--- Start of Records shown ---

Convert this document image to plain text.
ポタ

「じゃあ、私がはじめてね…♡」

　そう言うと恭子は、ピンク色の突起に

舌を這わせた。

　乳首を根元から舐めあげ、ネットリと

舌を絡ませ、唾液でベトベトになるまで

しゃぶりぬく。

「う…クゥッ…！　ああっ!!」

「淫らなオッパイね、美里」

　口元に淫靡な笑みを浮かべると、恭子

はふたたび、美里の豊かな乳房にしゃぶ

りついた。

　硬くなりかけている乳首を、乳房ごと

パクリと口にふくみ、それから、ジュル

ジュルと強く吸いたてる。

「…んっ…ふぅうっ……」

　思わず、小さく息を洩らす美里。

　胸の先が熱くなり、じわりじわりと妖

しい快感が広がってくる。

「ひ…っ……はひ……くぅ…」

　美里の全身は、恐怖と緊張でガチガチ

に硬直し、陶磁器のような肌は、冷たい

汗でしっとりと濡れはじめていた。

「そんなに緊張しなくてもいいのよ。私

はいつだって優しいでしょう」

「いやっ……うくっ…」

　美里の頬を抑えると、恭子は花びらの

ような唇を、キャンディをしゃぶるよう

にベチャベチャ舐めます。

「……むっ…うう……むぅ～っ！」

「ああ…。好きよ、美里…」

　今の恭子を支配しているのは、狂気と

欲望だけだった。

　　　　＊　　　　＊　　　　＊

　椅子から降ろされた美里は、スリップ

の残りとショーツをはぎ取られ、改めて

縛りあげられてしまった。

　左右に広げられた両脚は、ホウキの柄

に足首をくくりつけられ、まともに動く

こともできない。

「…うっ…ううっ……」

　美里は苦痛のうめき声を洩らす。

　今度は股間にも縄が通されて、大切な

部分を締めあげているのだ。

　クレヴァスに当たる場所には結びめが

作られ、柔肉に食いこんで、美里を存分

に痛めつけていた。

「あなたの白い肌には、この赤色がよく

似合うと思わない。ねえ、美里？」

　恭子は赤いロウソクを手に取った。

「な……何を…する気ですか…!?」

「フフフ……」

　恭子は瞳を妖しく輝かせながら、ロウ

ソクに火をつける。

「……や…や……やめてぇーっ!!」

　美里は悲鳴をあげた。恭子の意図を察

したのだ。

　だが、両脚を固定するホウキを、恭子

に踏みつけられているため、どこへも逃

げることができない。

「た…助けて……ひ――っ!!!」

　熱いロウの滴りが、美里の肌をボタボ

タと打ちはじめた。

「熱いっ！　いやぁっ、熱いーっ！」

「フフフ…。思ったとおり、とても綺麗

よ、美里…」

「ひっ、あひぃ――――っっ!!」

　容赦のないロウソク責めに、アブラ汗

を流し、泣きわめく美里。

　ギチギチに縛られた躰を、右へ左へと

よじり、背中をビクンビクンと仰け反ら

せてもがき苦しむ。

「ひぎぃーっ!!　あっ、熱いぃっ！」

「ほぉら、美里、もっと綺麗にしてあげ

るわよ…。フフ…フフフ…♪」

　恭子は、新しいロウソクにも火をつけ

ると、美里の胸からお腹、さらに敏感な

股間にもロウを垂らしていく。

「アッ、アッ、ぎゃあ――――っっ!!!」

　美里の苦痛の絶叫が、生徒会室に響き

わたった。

--- End of Records shown ---

_Aim_
Make an exact copy of every line in the data.

_Completed exercise_
Convert this document image to plain text.
ポタ

「じゃあ、私がはじめてね…♡」

　そう言うと恭子は、ピンク色の突起に

舌を這わせた。

　乳首を根元から舐めあげ、ネットリと

舌を絡ませ、唾液でベトベトになるまで

しゃぶりぬく。

「う…クゥッ…！　ああっ!!」

「淫らなオッパイね、美里」

　口元に淫靡な笑みを浮かべると、恭子

はふたたび、美里の豊かな乳房にしゃぶ

りついた。

　硬くなりかけている乳首を、乳房ごと

パクリと口にふくみ、それから、ジュル

ジュルと強く吸いたてる。

「…んっ…ふぅうっ……」

　思わず、小さく息を洩らす美里。

　胸の先が熱くなり、じわりじわりと妖

しい快感が広がってくる。

「ひ…っ……はひ……くぅ…」

　美里の全身は、恐怖と緊張でガチガチ

に硬直し、陶磁器のような肌は、冷たい

汗でしっとりと濡れはじめていた。

「そんなに緊張しなくてもいいのよ。私

はいつだって優しいでしょう」

「いやっ……うくっ…」

　美里の頬を抑えると、恭子は花びらの

ような唇を、キャンディをしゃぶるよう

にベチャベチャ舐めます。

「……むっ…うう……むぅ～っ！」

「ああ…。好きよ、美里…」

　今の恭子を支配しているのは、狂気と

欲望だけだった。

　　　　＊　　　　＊　　　　＊

　椅子から降ろされた美里は、スリップ

の残りとショーツをはぎ取られ、改めて

縛りあげられてしまった。

　左右に広げられた両脚は、ホウキの柄

に足首をくくりつけられ、まともに動く

こともできない。

「…うっ…ううっ……」

　美里は苦痛のうめき声を洩らす。

　今度は股間にも縄が通されて、大切な

部分を締めあげているのだ。

　クレヴァスに当たる場所には結びめが

作られ、柔肉に食いこんで、美里を存分

に痛めつけていた。

「あなたの白い肌には、この赤色がよく

似合うと思わない。ねえ、美里？」

　恭子は赤いロウソクを手に取った。

「な……何を…する気ですか…!?」

「フフフ……」

　恭子は瞳を妖しく輝かせながら、ロウ

ソクに火をつける。

「……や…や……やめてぇーっ!!」

　美里は悲鳴をあげた。恭子の意図を察

したのだ。

　だが、両脚を固定するホウキを、恭子

に踏みつけられているため、どこへも逃

げることができない。

「た…助けて……ひ――っ!!!」

　熱いロウの滴りが、美里の肌をボタボ

タと打ちはじめた。

「熱いっ！　いやぁっ、熱いーっ！」

「フフフ…。思ったとおり、とても綺麗

よ、美里…」

「ひっ、あひぃ――――っっ!!」

　容赦のないロウソク責めに、アブラ汗

を流し、泣きわめく美里。

　ギチギチに縛られた躰を、右へ左へと

よじり、背中をビクンビクンと仰け反ら

せてもがき苦しむ。

「ひぎぃーっ!!　あっ、熱いぃっ！」

「ほぉら、美里、もっと綺麗にしてあげ

るわよ…。フフ…フフフ…♪」

　恭子は、新しいロウソクにも火をつけ

ると、美里の胸からお腹、さらに敏感な

股間にもロウを垂らしていく。

「アッ、アッ、ぎゃあ――――っっ!!!」

　美里の苦痛の絶叫が、生徒会室に響き

わたった。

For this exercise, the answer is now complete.